-- START OF Material for this task --
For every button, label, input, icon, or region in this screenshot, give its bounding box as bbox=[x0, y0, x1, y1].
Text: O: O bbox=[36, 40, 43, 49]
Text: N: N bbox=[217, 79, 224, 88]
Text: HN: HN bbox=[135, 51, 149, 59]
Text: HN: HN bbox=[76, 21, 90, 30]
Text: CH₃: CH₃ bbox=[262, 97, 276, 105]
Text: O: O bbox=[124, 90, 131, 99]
-- END OF Material for this task --
• [Set task]:
Convert the listing above into a two-column CSV whose header row is "prompt" and "response". Give one row for each item in the listing, with its text and its answer each in a single quoted field and any line breaks replaced by spaces.

• [Answer to the exercise]:
prompt,response
"For every button, label, input, icon, or region in this screenshot, give its bounding box as bbox=[x0, y0, x1, y1].","Text: O: O bbox=[36, 40, 43, 49] Text: N: N bbox=[217, 79, 224, 88] Text: HN: HN bbox=[135, 51, 149, 59] Text: HN: HN bbox=[76, 21, 90, 30] Text: CH₃: CH₃ bbox=[262, 97, 276, 105] Text: O: O bbox=[124, 90, 131, 99]"